SET EXERCISE ->
Find and copy each line of the records where the string "Hello" shows up.

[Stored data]
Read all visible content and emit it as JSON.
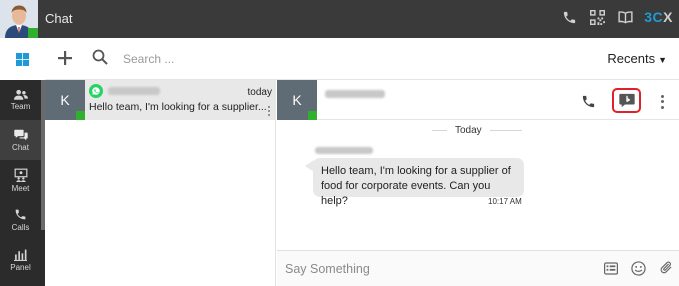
{
  "topbar": {
    "title": "Chat",
    "brand": {
      "prefix": "3C",
      "suffix": "X"
    },
    "icons": [
      "phone-icon",
      "qr-code-icon",
      "book-icon"
    ]
  },
  "leftnav": {
    "items": [
      {
        "label": "Team",
        "icon": "team-icon"
      },
      {
        "label": "Chat",
        "icon": "chat-icon",
        "active": true
      },
      {
        "label": "Meet",
        "icon": "meet-icon"
      },
      {
        "label": "Calls",
        "icon": "calls-icon"
      },
      {
        "label": "Panel",
        "icon": "panel-icon"
      }
    ]
  },
  "toolbar": {
    "search_placeholder": "Search ...",
    "recents_label": "Recents"
  },
  "conversations": [
    {
      "initial": "K",
      "time": "today",
      "preview": "Hello team, I'm looking for a supplier...",
      "channel_icon": "whatsapp-icon"
    }
  ],
  "chat": {
    "initial": "K",
    "day_label": "Today",
    "messages": [
      {
        "text": "Hello team, I'm looking for a supplier of food for corporate events. Can you help?",
        "time": "10:17 AM"
      }
    ],
    "composer_placeholder": "Say Something"
  },
  "colors": {
    "accent": "#1e9bd7",
    "online": "#2fb12f",
    "highlight_border": "#e0202a",
    "whatsapp": "#25d366"
  }
}
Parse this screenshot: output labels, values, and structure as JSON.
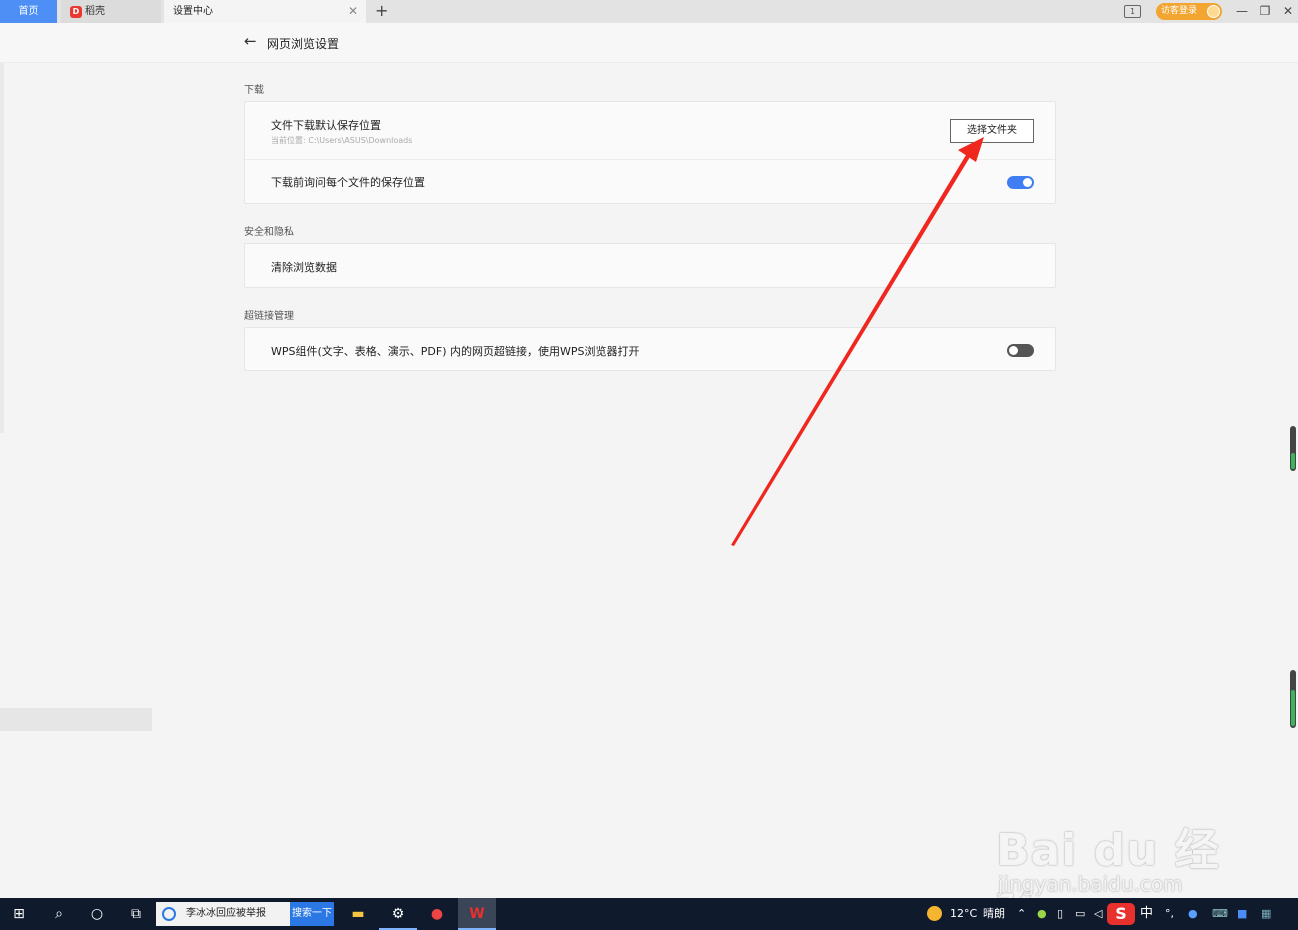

WRITTEN RESPONSE ->
      "preview": "Hello team, I'm looking for a supplier...",
        "text": "Hello team, I'm looking for a supplier of food for corporate events. Can you help?",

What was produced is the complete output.